• [INSTRUCTIONS TO FOLLOW]:
Copy out every record below with complete accuracy.

☆ ☆ ☆

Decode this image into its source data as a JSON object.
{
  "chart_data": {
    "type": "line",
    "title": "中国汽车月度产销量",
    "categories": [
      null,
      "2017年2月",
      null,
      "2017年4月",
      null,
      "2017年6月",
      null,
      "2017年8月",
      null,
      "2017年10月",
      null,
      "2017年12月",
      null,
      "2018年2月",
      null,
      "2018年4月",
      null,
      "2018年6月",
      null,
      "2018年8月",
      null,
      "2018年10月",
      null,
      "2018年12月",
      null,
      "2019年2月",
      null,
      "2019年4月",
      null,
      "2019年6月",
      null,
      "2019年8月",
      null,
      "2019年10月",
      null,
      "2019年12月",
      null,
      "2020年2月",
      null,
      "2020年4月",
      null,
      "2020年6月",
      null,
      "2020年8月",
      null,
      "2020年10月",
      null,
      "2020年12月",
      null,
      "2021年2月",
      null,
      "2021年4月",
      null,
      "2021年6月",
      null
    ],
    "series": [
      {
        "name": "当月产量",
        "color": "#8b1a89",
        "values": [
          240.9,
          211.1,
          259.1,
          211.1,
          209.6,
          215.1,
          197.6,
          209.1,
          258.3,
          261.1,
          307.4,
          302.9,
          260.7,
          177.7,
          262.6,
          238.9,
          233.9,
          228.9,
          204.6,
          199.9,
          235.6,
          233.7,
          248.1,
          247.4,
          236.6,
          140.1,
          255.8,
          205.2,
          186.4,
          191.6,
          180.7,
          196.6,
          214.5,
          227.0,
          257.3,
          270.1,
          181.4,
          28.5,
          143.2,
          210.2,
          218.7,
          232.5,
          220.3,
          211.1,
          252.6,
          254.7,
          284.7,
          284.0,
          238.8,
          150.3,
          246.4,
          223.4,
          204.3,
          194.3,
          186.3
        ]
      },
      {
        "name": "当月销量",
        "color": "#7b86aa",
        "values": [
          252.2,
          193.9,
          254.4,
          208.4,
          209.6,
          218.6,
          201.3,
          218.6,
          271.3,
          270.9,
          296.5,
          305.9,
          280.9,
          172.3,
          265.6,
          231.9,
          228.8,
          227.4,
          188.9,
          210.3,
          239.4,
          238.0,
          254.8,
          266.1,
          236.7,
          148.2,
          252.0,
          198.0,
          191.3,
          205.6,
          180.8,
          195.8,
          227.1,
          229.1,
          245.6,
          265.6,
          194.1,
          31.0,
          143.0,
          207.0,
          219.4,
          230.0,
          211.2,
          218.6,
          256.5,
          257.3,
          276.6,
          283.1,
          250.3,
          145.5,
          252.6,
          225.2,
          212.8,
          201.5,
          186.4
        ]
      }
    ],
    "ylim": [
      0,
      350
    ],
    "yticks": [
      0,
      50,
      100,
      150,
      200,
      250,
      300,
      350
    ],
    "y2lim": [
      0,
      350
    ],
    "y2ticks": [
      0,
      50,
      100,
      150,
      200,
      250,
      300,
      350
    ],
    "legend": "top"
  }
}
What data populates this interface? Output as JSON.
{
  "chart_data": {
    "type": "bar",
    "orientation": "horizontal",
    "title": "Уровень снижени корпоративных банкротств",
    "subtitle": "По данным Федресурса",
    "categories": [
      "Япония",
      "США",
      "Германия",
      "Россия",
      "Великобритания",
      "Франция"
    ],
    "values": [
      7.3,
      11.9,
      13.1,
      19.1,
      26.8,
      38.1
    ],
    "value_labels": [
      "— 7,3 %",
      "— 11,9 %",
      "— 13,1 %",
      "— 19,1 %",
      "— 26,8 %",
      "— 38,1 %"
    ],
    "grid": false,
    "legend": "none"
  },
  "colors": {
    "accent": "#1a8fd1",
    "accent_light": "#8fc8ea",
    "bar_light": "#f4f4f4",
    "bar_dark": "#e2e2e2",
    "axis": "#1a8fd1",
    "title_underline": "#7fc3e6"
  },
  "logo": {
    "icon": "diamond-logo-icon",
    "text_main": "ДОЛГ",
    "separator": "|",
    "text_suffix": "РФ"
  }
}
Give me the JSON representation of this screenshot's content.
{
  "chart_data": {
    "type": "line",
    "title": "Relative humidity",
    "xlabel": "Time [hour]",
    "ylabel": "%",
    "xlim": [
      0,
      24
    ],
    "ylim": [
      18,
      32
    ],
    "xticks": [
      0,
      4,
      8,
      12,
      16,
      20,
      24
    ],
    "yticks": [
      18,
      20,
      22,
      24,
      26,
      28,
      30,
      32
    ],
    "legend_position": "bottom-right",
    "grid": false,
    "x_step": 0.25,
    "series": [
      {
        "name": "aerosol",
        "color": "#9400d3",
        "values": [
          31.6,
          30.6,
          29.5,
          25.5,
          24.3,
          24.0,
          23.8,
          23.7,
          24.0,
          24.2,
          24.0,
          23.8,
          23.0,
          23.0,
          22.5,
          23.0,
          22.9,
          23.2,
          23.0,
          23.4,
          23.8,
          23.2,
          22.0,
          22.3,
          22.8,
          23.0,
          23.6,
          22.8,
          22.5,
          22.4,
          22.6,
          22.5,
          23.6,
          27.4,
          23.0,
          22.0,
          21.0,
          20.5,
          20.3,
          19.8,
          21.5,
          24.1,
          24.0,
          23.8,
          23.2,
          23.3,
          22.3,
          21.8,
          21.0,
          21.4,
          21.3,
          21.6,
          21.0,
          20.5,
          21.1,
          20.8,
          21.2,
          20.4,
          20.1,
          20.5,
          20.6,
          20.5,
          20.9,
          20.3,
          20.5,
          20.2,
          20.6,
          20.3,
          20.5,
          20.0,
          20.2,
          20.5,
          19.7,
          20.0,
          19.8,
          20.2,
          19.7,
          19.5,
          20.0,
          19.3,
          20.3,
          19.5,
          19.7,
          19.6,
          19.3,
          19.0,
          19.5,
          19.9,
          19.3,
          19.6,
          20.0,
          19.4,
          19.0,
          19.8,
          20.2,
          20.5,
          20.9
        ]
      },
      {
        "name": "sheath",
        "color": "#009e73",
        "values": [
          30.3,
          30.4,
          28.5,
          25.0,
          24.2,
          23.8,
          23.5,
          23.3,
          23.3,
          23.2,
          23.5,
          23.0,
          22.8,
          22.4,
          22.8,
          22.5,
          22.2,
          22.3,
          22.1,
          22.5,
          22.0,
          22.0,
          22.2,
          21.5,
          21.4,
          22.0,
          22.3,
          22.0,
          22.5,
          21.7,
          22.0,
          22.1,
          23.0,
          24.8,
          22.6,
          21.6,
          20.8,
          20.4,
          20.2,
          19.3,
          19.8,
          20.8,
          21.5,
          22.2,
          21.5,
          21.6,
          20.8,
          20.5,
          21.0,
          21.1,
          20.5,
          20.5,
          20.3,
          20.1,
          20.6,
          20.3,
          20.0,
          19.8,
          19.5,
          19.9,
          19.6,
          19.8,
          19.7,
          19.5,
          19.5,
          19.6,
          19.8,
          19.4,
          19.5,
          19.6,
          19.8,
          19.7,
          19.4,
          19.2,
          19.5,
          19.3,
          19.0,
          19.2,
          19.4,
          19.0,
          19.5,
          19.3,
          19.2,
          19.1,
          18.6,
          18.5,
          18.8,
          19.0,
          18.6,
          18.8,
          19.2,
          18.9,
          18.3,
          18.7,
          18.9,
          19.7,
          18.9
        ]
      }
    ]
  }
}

☆ ☆ ☆

• [RESULT OF THE EXERCISE]:
Decode this image into its source data as a JSON object.
{
  "chart_data": {
    "type": "line",
    "title": "中国汽车月度产销量",
    "categories": [
      null,
      "2017年2月",
      null,
      "2017年4月",
      null,
      "2017年6月",
      null,
      "2017年8月",
      null,
      "2017年10月",
      null,
      "2017年12月",
      null,
      "2018年2月",
      null,
      "2018年4月",
      null,
      "2018年6月",
      null,
      "2018年8月",
      null,
      "2018年10月",
      null,
      "2018年12月",
      null,
      "2019年2月",
      null,
      "2019年4月",
      null,
      "2019年6月",
      null,
      "2019年8月",
      null,
      "2019年10月",
      null,
      "2019年12月",
      null,
      "2020年2月",
      null,
      "2020年4月",
      null,
      "2020年6月",
      null,
      "2020年8月",
      null,
      "2020年10月",
      null,
      "2020年12月",
      null,
      "2021年2月",
      null,
      "2021年4月",
      null,
      "2021年6月",
      null
    ],
    "series": [
      {
        "name": "当月产量",
        "color": "#8b1a89",
        "values": [
          240.9,
          211.1,
          259.1,
          211.1,
          209.6,
          215.1,
          197.6,
          209.1,
          258.3,
          261.1,
          307.4,
          302.9,
          260.7,
          177.7,
          262.6,
          238.9,
          233.9,
          228.9,
          204.6,
          199.9,
          235.6,
          233.7,
          248.1,
          247.4,
          236.6,
          140.1,
          255.8,
          205.2,
          186.4,
          191.6,
          180.7,
          196.6,
          214.5,
          227.0,
          257.3,
          270.1,
          181.4,
          28.5,
          143.2,
          210.2,
          218.7,
          232.5,
          220.3,
          211.1,
          252.6,
          254.7,
          284.7,
          284.0,
          238.8,
          150.3,
          246.4,
          223.4,
          204.3,
          194.3,
          186.3
        ]
      },
      {
        "name": "当月销量",
        "color": "#7b86aa",
        "values": [
          252.2,
          193.9,
          254.4,
          208.4,
          209.6,
          218.6,
          201.3,
          218.6,
          271.3,
          270.9,
          296.5,
          305.9,
          280.9,
          172.3,
          265.6,
          231.9,
          228.8,
          227.4,
          188.9,
          210.3,
          239.4,
          238.0,
          254.8,
          266.1,
          236.7,
          148.2,
          252.0,
          198.0,
          191.3,
          205.6,
          180.8,
          195.8,
          227.1,
          229.1,
          245.6,
          265.6,
          194.1,
          31.0,
          143.0,
          207.0,
          219.4,
          230.0,
          211.2,
          218.6,
          256.5,
          257.3,
          276.6,
          283.1,
          250.3,
          145.5,
          252.6,
          225.2,
          212.8,
          201.5,
          186.4
        ]
      }
    ],
    "ylim": [
      0,
      350
    ],
    "yticks": [
      0,
      50,
      100,
      150,
      200,
      250,
      300,
      350
    ],
    "y2lim": [
      0,
      350
    ],
    "y2ticks": [
      0,
      50,
      100,
      150,
      200,
      250,
      300,
      350
    ],
    "legend": "top"
  }
}
What data populates this interface? Output as JSON.
{
  "chart_data": {
    "type": "bar",
    "orientation": "horizontal",
    "title": "Уровень снижени корпоративных банкротств",
    "subtitle": "По данным Федресурса",
    "categories": [
      "Япония",
      "США",
      "Германия",
      "Россия",
      "Великобритания",
      "Франция"
    ],
    "values": [
      7.3,
      11.9,
      13.1,
      19.1,
      26.8,
      38.1
    ],
    "value_labels": [
      "— 7,3 %",
      "— 11,9 %",
      "— 13,1 %",
      "— 19,1 %",
      "— 26,8 %",
      "— 38,1 %"
    ],
    "grid": false,
    "legend": "none"
  },
  "colors": {
    "accent": "#1a8fd1",
    "accent_light": "#8fc8ea",
    "bar_light": "#f4f4f4",
    "bar_dark": "#e2e2e2",
    "axis": "#1a8fd1",
    "title_underline": "#7fc3e6"
  },
  "logo": {
    "icon": "diamond-logo-icon",
    "text_main": "ДОЛГ",
    "separator": "|",
    "text_suffix": "РФ"
  }
}
Give me the JSON representation of this screenshot's content.
{
  "chart_data": {
    "type": "line",
    "title": "Relative humidity",
    "xlabel": "Time [hour]",
    "ylabel": "%",
    "xlim": [
      0,
      24
    ],
    "ylim": [
      18,
      32
    ],
    "xticks": [
      0,
      4,
      8,
      12,
      16,
      20,
      24
    ],
    "yticks": [
      18,
      20,
      22,
      24,
      26,
      28,
      30,
      32
    ],
    "legend_position": "bottom-right",
    "grid": false,
    "x_step": 0.25,
    "series": [
      {
        "name": "aerosol",
        "color": "#9400d3",
        "values": [
          31.6,
          30.6,
          29.5,
          25.5,
          24.3,
          24.0,
          23.8,
          23.7,
          24.0,
          24.2,
          24.0,
          23.8,
          23.0,
          23.0,
          22.5,
          23.0,
          22.9,
          23.2,
          23.0,
          23.4,
          23.8,
          23.2,
          22.0,
          22.3,
          22.8,
          23.0,
          23.6,
          22.8,
          22.5,
          22.4,
          22.6,
          22.5,
          23.6,
          27.4,
          23.0,
          22.0,
          21.0,
          20.5,
          20.3,
          19.8,
          21.5,
          24.1,
          24.0,
          23.8,
          23.2,
          23.3,
          22.3,
          21.8,
          21.0,
          21.4,
          21.3,
          21.6,
          21.0,
          20.5,
          21.1,
          20.8,
          21.2,
          20.4,
          20.1,
          20.5,
          20.6,
          20.5,
          20.9,
          20.3,
          20.5,
          20.2,
          20.6,
          20.3,
          20.5,
          20.0,
          20.2,
          20.5,
          19.7,
          20.0,
          19.8,
          20.2,
          19.7,
          19.5,
          20.0,
          19.3,
          20.3,
          19.5,
          19.7,
          19.6,
          19.3,
          19.0,
          19.5,
          19.9,
          19.3,
          19.6,
          20.0,
          19.4,
          19.0,
          19.8,
          20.2,
          20.5,
          20.9
        ]
      },
      {
        "name": "sheath",
        "color": "#009e73",
        "values": [
          30.3,
          30.4,
          28.5,
          25.0,
          24.2,
          23.8,
          23.5,
          23.3,
          23.3,
          23.2,
          23.5,
          23.0,
          22.8,
          22.4,
          22.8,
          22.5,
          22.2,
          22.3,
          22.1,
          22.5,
          22.0,
          22.0,
          22.2,
          21.5,
          21.4,
          22.0,
          22.3,
          22.0,
          22.5,
          21.7,
          22.0,
          22.1,
          23.0,
          24.8,
          22.6,
          21.6,
          20.8,
          20.4,
          20.2,
          19.3,
          19.8,
          20.8,
          21.5,
          22.2,
          21.5,
          21.6,
          20.8,
          20.5,
          21.0,
          21.1,
          20.5,
          20.5,
          20.3,
          20.1,
          20.6,
          20.3,
          20.0,
          19.8,
          19.5,
          19.9,
          19.6,
          19.8,
          19.7,
          19.5,
          19.5,
          19.6,
          19.8,
          19.4,
          19.5,
          19.6,
          19.8,
          19.7,
          19.4,
          19.2,
          19.5,
          19.3,
          19.0,
          19.2,
          19.4,
          19.0,
          19.5,
          19.3,
          19.2,
          19.1,
          18.6,
          18.5,
          18.8,
          19.0,
          18.6,
          18.8,
          19.2,
          18.9,
          18.3,
          18.7,
          18.9,
          19.7,
          18.9
        ]
      }
    ]
  }
}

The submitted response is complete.